(Records from a dataset)
BEGIN

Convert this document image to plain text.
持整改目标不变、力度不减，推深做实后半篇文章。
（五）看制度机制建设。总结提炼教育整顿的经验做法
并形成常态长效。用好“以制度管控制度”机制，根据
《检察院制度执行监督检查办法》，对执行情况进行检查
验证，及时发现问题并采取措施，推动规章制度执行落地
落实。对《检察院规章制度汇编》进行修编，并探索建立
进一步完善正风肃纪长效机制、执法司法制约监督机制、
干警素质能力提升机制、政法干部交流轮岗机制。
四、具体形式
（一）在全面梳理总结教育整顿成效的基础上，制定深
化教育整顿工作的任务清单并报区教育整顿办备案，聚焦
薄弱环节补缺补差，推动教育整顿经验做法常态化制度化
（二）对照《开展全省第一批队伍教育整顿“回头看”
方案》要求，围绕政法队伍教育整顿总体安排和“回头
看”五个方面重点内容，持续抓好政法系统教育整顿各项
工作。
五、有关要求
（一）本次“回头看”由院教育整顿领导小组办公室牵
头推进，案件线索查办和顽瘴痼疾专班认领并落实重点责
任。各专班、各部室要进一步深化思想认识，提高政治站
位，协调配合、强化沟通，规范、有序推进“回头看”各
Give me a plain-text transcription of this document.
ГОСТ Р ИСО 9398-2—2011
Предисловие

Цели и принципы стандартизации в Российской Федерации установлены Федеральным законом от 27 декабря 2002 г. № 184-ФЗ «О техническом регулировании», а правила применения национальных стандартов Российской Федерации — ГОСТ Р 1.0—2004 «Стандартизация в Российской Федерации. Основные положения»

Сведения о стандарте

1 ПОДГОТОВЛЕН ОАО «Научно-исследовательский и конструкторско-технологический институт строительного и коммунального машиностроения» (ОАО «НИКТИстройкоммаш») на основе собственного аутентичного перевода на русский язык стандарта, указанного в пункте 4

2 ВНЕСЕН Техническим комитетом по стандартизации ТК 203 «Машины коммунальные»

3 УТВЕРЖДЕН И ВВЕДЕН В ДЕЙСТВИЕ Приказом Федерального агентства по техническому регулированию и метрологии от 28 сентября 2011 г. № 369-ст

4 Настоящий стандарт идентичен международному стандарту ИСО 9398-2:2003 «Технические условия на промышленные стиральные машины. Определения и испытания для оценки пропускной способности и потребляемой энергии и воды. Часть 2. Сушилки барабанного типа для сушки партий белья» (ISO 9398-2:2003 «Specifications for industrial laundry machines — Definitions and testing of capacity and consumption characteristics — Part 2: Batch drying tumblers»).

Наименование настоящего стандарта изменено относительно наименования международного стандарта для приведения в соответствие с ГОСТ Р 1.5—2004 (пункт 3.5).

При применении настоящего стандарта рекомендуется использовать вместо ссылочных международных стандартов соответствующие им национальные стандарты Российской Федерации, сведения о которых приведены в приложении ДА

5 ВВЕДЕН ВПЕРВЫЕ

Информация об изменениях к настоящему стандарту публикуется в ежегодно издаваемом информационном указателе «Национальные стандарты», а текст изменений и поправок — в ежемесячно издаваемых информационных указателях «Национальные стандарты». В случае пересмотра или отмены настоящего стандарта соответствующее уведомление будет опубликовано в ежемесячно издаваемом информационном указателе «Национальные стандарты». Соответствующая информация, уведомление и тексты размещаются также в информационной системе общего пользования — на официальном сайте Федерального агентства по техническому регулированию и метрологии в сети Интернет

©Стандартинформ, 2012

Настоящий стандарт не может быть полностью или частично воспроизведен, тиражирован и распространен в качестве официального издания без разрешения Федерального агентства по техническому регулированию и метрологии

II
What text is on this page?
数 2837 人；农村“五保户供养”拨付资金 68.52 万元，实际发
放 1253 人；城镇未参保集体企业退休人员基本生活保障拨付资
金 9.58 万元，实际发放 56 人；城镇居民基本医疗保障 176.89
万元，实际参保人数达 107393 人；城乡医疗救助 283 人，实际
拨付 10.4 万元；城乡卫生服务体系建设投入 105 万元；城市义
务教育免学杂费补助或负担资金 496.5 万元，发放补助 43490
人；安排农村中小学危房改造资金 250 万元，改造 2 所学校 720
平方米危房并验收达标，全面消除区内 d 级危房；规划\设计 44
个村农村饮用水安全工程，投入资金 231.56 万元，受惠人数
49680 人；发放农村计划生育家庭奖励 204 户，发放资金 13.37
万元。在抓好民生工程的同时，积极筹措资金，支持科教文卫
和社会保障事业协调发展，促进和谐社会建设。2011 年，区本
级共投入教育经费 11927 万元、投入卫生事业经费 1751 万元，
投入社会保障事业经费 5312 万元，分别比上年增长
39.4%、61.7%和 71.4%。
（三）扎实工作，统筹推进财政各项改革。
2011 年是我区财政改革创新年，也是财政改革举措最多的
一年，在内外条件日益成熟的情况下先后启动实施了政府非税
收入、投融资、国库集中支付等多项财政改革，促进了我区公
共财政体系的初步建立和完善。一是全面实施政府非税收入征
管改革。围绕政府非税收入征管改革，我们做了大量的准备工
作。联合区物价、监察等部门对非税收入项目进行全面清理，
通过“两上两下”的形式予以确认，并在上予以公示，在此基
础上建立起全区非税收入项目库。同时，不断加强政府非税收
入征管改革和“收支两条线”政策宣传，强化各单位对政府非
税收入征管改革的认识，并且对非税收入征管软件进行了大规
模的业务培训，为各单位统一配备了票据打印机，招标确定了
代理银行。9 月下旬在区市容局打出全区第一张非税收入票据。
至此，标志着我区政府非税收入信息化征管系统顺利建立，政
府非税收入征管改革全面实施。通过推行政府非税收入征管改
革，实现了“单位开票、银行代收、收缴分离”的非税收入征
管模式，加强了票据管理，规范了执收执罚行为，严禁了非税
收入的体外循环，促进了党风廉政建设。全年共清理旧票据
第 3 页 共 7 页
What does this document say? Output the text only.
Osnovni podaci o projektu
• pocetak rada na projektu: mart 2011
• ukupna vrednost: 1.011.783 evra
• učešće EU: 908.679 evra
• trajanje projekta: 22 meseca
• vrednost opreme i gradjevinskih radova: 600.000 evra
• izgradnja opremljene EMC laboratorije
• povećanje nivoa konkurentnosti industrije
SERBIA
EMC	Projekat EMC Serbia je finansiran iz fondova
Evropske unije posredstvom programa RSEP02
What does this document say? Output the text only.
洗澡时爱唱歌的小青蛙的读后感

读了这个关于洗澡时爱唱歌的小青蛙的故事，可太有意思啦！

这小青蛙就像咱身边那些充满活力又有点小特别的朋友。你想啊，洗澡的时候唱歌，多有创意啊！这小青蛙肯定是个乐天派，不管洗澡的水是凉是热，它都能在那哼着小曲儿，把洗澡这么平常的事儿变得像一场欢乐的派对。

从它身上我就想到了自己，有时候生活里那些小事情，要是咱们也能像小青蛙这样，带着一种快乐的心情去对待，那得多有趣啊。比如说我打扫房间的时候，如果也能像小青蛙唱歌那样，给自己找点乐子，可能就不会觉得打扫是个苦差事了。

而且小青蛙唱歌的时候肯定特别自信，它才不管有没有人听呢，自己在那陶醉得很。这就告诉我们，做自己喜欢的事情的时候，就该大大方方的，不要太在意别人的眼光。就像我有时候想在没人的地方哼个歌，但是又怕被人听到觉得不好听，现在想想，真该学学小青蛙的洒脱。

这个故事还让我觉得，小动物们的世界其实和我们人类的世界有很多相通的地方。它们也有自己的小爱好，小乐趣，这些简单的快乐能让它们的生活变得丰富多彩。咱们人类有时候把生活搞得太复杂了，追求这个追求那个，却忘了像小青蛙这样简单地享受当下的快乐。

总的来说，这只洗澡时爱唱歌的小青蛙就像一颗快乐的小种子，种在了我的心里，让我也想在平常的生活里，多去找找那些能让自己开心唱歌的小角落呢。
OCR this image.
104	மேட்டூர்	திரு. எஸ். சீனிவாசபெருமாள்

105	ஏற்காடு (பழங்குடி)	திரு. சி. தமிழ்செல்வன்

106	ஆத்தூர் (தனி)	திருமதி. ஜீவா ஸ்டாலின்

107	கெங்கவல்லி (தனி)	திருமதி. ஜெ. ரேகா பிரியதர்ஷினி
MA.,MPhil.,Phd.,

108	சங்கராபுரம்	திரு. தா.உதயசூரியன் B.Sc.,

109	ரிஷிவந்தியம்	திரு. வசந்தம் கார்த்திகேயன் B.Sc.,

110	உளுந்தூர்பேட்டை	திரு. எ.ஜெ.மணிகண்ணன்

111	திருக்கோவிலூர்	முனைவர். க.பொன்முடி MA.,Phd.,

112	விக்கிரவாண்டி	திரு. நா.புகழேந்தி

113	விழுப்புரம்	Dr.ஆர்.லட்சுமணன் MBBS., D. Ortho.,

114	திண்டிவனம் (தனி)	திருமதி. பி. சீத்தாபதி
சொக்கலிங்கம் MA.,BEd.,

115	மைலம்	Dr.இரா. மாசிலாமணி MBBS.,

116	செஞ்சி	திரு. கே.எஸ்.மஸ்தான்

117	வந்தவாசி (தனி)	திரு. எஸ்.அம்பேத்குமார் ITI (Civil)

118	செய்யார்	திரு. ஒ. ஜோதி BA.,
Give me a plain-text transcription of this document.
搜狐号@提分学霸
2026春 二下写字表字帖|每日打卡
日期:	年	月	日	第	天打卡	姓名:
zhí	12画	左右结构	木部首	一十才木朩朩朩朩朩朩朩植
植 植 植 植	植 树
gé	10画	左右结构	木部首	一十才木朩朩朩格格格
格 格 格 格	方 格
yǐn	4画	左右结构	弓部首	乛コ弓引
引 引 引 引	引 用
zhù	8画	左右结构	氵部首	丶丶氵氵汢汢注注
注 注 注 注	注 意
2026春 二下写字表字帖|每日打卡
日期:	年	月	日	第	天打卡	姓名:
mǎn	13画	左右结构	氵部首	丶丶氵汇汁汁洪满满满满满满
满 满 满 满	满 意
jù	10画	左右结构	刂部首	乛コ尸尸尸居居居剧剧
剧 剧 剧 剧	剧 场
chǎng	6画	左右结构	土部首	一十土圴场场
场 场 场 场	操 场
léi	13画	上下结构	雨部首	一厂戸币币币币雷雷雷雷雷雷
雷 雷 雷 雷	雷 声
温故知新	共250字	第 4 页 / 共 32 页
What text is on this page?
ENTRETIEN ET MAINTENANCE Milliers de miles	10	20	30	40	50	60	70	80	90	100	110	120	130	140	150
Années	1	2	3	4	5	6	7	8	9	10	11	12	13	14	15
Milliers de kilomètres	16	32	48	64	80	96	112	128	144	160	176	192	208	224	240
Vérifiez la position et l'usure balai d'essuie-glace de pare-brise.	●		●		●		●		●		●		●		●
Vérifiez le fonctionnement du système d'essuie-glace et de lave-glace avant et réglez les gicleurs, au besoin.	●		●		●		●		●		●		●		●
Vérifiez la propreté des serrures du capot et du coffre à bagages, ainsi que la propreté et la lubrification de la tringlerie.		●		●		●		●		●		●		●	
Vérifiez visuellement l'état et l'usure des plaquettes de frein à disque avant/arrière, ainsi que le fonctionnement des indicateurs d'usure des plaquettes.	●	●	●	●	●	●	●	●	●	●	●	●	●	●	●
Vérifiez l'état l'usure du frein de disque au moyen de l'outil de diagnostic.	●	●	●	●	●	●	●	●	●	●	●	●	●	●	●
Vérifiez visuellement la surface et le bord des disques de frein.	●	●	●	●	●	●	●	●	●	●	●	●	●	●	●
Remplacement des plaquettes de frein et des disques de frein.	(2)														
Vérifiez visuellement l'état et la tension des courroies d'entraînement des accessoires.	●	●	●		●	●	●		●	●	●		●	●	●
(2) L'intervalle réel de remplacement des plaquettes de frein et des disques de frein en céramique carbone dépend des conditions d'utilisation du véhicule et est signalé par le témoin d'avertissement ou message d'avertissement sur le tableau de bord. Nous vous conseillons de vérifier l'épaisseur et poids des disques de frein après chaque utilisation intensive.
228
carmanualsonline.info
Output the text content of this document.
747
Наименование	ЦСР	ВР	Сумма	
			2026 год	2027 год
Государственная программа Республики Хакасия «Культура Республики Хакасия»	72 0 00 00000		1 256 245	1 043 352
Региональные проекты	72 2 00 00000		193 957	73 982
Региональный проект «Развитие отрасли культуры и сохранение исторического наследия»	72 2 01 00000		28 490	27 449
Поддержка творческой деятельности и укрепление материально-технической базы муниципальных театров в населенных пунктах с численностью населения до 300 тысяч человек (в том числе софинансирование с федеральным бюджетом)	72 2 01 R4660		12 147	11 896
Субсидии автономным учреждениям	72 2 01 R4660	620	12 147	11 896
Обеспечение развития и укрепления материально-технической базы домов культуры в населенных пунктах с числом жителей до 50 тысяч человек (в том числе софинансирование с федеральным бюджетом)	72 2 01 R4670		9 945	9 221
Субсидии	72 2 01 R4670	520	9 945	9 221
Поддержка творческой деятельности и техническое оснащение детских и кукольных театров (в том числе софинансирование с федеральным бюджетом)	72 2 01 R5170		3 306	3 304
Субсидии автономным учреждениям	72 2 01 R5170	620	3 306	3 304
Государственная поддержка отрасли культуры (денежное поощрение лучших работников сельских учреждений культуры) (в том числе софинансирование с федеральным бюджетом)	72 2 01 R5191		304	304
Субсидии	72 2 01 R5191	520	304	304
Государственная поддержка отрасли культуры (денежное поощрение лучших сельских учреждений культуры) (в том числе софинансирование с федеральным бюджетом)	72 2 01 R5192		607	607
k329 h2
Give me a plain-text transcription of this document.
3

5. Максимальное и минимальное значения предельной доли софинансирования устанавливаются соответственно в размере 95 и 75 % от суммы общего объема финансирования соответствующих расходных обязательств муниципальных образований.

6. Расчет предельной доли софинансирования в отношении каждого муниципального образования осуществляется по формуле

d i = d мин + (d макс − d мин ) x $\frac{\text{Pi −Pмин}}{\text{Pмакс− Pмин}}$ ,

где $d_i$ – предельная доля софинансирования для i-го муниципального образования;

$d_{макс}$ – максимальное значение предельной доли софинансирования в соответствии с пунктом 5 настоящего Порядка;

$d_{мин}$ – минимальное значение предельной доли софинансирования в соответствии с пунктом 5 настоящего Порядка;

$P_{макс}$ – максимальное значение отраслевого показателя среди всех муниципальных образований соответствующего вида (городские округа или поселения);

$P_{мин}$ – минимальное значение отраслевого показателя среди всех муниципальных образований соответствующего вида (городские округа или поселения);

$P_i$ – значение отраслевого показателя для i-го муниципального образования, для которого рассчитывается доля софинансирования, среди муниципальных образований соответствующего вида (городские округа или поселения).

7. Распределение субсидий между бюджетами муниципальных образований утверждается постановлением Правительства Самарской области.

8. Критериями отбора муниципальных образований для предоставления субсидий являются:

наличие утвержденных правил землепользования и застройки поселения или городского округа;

END

_What the task asks_
List each line in the listing that contains the string "числе".

_Answer to the task_
Поддержка творческой деятельности и укрепление материально-технической базы муниципальных театров в населенных пунктах с численностью населения до 300 тысяч человек (в том числе софинансирование с федеральным бюджетом)	72 2 01 R4660		12 147	11 896
Обеспечение развития и укрепления материально-технической базы домов культуры в населенных пунктах с числом жителей до 50 тысяч человек (в том числе софинансирование с федеральным бюджетом)	72 2 01 R4670		9 945	9 221
Поддержка творческой деятельности и техническое оснащение детских и кукольных театров (в том числе софинансирование с федеральным бюджетом)	72 2 01 R5170		3 306	3 304
Государственная поддержка отрасли культуры (денежное поощрение лучших работников сельских учреждений культуры) (в том числе софинансирование с федеральным бюджетом)	72 2 01 R5191		304	304
Государственная поддержка отрасли культуры (денежное поощрение лучших сельских учреждений культуры) (в том числе софинансирование с федеральным бюджетом)	72 2 01 R5192		607	607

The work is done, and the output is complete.